● Exercise instructions: Look below. Copy each line that has "battery" in it.

● Records for processing:

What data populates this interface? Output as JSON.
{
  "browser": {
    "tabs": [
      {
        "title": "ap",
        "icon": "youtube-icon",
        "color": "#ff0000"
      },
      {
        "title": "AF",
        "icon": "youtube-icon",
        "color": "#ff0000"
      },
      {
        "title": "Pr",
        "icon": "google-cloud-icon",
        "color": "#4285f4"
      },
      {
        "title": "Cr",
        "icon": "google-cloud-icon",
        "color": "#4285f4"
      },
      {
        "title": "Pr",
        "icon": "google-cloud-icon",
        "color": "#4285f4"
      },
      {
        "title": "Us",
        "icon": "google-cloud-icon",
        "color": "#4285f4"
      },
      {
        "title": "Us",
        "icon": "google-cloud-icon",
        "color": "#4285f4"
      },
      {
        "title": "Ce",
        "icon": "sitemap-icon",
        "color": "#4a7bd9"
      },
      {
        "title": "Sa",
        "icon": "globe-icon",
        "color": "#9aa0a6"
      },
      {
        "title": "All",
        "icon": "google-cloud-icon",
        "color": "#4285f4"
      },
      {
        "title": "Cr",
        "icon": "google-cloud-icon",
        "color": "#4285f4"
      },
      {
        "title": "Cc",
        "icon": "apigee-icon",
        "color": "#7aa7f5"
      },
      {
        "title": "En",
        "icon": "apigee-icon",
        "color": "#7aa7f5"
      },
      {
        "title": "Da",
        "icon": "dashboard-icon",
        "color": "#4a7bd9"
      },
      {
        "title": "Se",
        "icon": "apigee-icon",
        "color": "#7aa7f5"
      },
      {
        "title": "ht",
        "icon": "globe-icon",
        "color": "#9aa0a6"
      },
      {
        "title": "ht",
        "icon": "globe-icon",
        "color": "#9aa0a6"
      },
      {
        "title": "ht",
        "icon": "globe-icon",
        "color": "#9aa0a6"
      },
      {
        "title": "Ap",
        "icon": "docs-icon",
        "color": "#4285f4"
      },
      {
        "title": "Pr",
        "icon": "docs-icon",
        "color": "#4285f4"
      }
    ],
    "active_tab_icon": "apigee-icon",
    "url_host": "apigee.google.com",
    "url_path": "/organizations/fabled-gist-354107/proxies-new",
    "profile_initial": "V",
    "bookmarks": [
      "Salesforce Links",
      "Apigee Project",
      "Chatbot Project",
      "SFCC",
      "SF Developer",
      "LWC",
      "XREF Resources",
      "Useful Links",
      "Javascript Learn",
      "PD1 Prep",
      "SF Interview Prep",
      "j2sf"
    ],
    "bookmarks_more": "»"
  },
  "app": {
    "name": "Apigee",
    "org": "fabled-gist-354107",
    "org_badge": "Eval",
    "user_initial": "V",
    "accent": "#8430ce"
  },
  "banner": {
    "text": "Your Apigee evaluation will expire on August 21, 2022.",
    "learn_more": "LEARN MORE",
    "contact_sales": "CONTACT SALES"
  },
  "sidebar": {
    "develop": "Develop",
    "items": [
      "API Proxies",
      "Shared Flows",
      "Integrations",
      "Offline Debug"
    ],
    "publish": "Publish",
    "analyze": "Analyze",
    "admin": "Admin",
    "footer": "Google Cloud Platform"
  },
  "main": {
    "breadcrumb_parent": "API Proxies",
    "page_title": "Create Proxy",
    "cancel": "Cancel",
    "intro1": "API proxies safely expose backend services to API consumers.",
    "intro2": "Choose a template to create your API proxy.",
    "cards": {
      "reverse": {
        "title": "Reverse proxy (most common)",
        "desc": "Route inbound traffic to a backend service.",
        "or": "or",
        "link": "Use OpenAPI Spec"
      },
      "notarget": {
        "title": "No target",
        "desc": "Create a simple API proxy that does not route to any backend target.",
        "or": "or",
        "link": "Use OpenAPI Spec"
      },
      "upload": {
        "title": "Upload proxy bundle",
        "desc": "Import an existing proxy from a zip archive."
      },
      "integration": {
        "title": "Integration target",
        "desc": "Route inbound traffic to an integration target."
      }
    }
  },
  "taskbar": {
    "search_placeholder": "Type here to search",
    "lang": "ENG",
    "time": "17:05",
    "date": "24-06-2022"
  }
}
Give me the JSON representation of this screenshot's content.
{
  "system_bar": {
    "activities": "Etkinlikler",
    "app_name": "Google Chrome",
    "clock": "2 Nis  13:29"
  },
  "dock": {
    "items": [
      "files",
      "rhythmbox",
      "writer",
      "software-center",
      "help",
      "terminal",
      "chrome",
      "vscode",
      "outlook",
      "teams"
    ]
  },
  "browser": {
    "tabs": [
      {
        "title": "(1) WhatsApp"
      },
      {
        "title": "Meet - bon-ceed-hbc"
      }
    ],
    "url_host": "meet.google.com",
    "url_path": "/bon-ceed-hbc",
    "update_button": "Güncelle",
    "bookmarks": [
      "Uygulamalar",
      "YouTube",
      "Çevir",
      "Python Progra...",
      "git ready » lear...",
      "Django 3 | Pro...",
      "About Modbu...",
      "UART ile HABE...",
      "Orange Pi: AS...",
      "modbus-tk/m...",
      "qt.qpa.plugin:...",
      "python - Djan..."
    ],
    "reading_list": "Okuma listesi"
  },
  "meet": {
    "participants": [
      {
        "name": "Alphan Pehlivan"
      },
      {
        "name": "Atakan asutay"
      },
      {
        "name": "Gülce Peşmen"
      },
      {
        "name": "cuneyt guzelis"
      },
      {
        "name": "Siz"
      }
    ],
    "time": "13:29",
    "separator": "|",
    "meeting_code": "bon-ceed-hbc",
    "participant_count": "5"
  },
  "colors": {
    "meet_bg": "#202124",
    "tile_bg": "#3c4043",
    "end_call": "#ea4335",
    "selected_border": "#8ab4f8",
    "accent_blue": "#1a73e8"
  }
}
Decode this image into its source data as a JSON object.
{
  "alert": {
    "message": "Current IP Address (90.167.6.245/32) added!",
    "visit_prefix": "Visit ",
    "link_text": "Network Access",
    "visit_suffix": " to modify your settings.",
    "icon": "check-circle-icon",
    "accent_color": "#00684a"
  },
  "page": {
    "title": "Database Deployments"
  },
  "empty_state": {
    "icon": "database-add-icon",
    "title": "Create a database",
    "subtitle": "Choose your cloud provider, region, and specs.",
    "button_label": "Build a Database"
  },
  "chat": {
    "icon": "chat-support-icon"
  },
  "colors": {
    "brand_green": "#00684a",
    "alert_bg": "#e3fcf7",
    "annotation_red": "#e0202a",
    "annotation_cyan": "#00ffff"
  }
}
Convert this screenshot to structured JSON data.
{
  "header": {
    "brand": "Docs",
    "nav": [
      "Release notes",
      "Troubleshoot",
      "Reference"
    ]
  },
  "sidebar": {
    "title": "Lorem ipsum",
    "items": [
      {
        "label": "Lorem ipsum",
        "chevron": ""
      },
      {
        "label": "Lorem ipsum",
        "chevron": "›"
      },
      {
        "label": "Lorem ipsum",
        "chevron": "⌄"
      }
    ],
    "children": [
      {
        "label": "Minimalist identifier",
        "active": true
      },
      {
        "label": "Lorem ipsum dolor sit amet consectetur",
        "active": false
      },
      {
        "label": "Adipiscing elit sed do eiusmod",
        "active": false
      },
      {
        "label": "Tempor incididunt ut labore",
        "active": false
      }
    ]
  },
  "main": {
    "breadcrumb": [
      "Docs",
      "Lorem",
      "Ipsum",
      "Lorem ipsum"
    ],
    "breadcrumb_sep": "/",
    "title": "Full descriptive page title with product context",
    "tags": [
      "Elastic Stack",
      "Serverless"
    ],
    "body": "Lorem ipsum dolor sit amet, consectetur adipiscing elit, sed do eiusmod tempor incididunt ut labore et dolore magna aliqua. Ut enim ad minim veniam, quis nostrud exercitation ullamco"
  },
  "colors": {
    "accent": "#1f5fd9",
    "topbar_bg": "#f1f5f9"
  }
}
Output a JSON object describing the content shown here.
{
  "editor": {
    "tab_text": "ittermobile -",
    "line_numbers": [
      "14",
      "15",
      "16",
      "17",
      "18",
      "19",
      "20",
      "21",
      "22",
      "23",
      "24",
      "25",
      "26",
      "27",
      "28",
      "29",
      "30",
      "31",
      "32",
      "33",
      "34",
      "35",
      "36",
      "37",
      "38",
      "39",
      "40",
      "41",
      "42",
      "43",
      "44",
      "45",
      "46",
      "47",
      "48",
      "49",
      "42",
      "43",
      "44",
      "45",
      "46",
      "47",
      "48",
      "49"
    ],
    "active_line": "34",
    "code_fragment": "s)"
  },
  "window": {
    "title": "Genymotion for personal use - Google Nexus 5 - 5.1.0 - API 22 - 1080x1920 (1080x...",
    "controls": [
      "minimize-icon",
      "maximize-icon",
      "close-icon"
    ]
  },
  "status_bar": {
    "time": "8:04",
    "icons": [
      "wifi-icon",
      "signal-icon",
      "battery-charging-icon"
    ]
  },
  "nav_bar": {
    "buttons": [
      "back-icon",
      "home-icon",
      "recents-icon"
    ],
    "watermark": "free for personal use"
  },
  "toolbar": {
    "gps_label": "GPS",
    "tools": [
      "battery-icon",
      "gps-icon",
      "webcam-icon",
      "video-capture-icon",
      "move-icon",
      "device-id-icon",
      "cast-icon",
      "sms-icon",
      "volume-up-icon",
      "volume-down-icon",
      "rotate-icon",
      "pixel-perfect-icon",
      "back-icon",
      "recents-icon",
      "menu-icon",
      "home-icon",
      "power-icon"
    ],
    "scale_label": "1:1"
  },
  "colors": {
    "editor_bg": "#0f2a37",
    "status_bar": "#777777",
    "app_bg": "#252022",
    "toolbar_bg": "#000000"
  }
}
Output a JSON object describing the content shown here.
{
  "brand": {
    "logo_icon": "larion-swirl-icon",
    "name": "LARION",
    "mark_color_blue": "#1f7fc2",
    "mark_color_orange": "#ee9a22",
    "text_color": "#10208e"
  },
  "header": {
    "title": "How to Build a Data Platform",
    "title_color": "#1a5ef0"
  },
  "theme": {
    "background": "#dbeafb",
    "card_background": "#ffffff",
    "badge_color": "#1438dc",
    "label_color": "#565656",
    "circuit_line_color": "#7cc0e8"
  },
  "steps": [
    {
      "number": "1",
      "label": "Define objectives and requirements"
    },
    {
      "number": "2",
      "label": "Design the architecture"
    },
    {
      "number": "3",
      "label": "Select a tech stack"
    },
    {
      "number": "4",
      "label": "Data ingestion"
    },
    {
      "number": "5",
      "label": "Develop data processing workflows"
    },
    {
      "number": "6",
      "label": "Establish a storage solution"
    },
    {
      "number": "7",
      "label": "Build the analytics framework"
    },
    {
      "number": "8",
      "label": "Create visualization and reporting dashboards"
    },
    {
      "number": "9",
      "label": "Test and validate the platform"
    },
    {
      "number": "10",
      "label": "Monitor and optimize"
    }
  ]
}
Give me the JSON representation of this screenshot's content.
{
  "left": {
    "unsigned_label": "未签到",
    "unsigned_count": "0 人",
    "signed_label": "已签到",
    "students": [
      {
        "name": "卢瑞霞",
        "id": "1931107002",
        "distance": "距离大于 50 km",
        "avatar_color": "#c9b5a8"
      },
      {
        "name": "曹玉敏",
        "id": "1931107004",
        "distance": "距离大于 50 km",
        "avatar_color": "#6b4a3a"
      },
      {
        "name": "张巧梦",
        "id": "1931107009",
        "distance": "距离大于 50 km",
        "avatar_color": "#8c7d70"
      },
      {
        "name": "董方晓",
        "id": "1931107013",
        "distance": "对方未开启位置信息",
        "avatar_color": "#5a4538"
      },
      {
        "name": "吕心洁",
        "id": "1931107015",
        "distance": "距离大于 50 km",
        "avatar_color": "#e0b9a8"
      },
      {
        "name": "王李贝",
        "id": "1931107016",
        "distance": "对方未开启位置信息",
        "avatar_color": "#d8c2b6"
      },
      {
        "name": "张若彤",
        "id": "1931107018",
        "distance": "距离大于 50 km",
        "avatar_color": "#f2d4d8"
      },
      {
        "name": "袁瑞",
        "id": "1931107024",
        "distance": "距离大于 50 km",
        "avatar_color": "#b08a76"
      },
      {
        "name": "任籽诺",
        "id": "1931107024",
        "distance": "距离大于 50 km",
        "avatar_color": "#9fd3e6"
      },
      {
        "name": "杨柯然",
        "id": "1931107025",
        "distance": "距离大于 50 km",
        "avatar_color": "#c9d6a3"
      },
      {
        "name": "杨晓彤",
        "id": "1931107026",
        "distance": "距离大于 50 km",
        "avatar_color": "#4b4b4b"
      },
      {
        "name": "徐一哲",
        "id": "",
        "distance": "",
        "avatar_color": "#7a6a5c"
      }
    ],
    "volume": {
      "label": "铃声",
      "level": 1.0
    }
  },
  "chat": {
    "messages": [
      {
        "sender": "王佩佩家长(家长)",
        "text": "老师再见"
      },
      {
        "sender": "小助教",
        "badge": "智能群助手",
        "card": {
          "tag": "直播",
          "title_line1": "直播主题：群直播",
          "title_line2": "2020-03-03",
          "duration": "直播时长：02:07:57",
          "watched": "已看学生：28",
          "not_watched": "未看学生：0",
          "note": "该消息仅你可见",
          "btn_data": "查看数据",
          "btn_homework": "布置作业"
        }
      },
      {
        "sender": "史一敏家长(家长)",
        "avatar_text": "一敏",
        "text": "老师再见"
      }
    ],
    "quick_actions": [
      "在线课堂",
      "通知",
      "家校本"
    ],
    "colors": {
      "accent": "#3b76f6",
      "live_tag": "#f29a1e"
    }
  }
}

● Answer to this problem:
      "battery-charging-icon"
      "battery-icon",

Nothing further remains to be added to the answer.